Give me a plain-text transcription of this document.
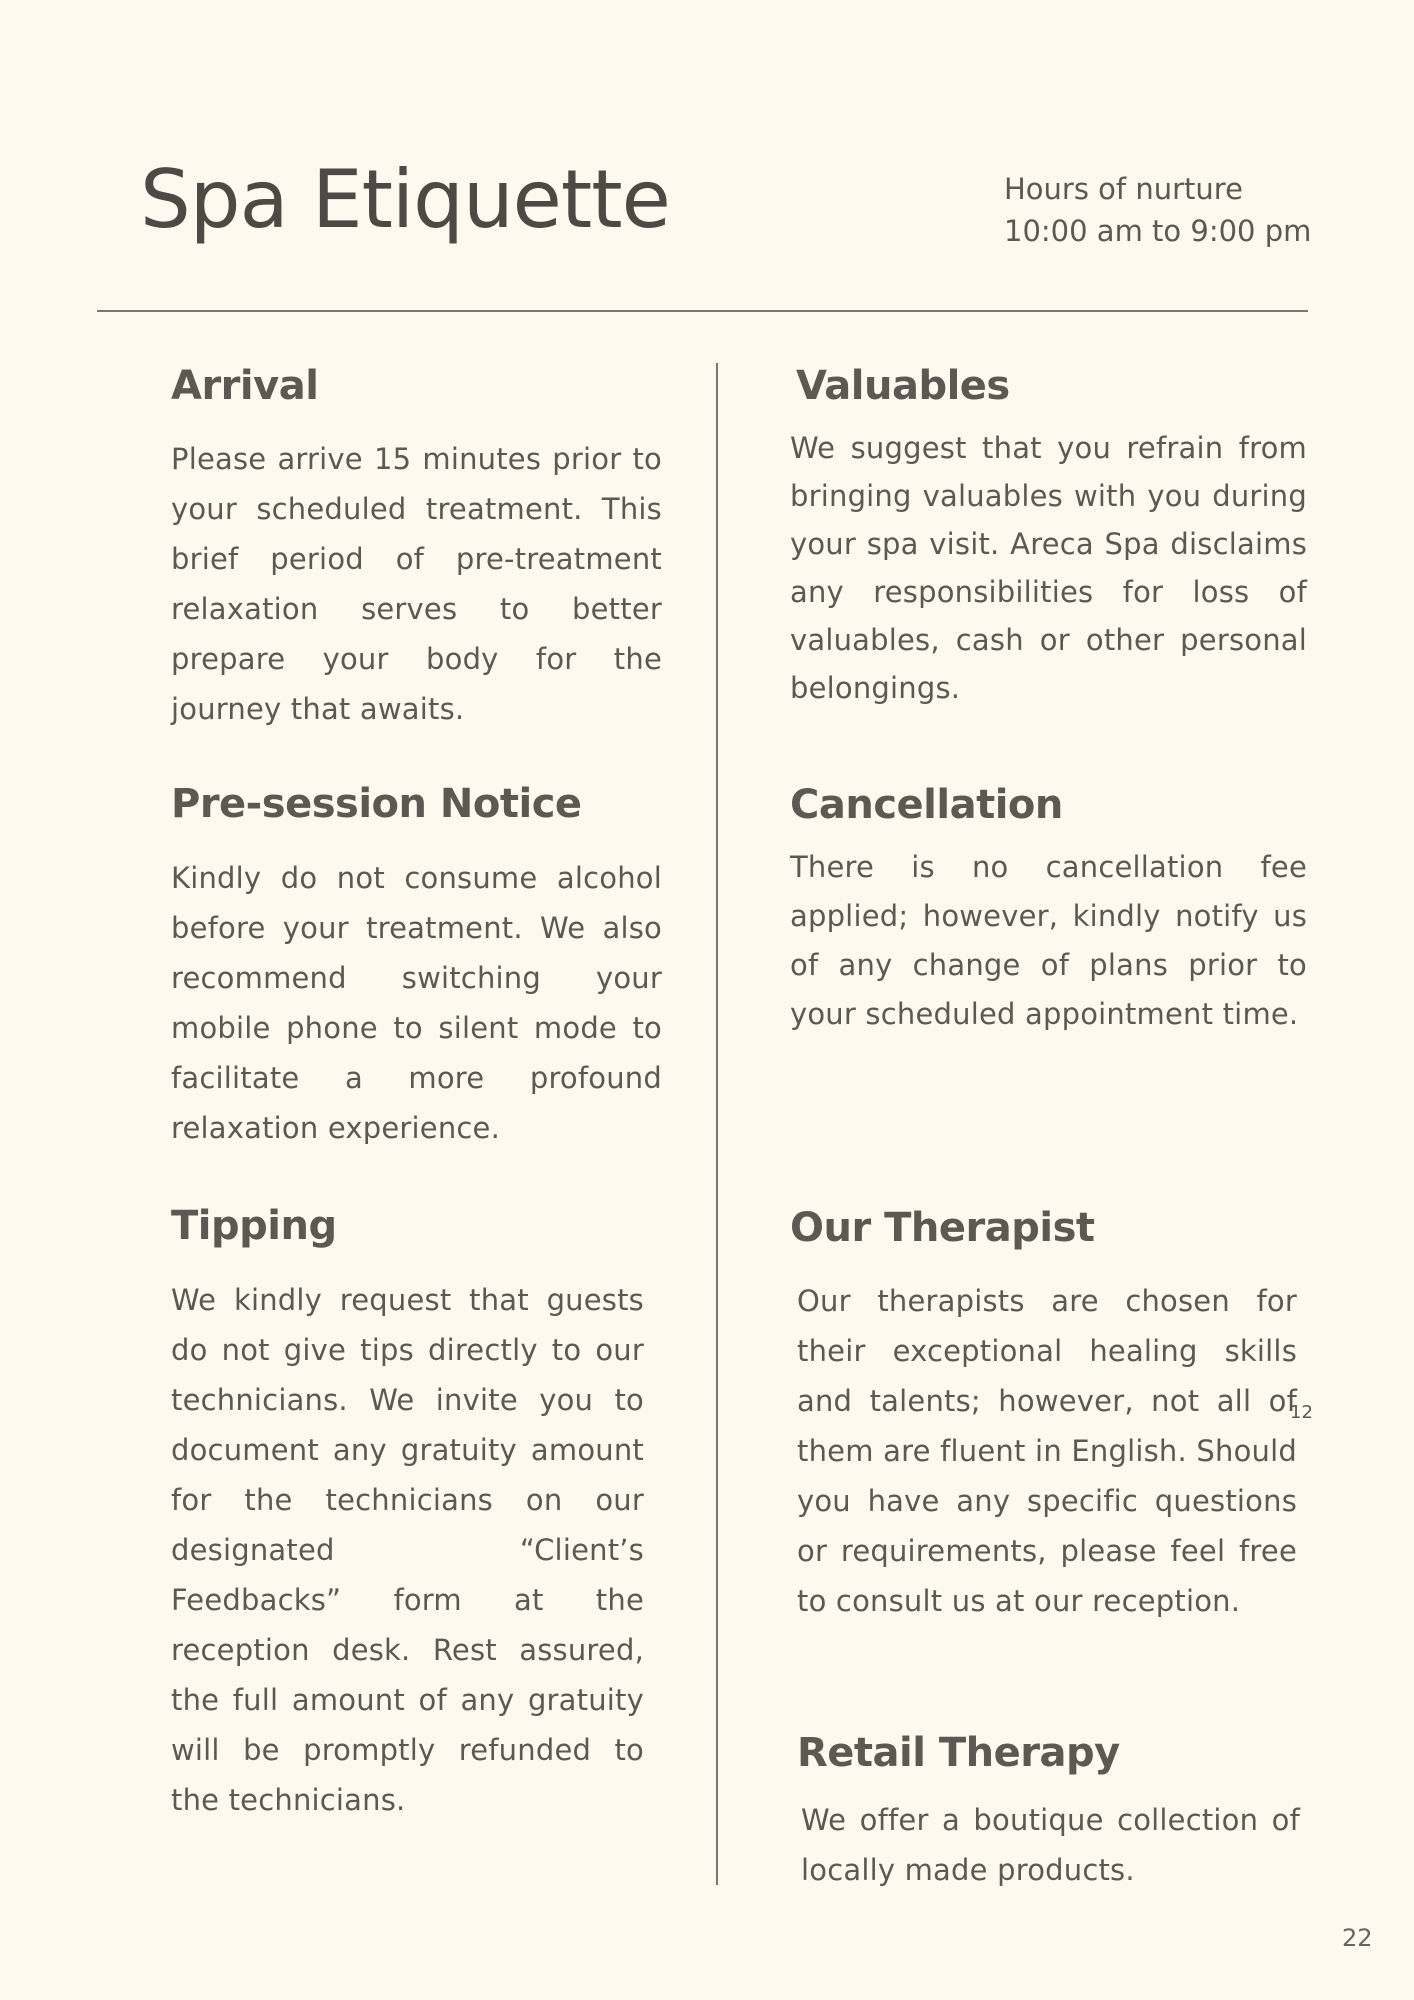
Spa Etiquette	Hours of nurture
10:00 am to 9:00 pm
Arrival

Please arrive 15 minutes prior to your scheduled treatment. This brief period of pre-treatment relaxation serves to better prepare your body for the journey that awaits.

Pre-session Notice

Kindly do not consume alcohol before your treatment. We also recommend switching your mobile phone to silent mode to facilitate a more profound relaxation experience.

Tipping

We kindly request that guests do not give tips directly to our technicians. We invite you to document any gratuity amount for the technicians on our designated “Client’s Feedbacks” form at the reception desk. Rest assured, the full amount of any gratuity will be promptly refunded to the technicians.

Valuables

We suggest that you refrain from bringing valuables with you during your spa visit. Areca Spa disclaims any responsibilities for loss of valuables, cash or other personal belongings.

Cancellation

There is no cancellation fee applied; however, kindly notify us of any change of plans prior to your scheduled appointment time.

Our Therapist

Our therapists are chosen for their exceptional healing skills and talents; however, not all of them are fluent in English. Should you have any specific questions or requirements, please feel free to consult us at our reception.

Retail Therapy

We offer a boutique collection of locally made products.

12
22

---

Leave the images out, please, and restate each line word for word.

Give me a plain-text transcription of this document.
Spa Etiquette	Hours of nurture
10:00 am to 9:00 pm
Arrival

Please arrive 15 minutes prior to your scheduled treatment. This brief period of pre-treatment relaxation serves to better prepare your body for the journey that awaits.

Pre-session Notice

Kindly do not consume alcohol before your treatment. We also recommend switching your mobile phone to silent mode to facilitate a more profound relaxation experience.

Tipping

We kindly request that guests do not give tips directly to our technicians. We invite you to document any gratuity amount for the technicians on our designated “Client’s Feedbacks” form at the reception desk. Rest assured, the full amount of any gratuity will be promptly refunded to the technicians.

Valuables

We suggest that you refrain from bringing valuables with you during your spa visit. Areca Spa disclaims any responsibilities for loss of valuables, cash or other personal belongings.

Cancellation

There is no cancellation fee applied; however, kindly notify us of any change of plans prior to your scheduled appointment time.

Our Therapist

Our therapists are chosen for their exceptional healing skills and talents; however, not all of them are fluent in English. Should you have any specific questions or requirements, please feel free to consult us at our reception.

Retail Therapy

We offer a boutique collection of locally made products.

12
22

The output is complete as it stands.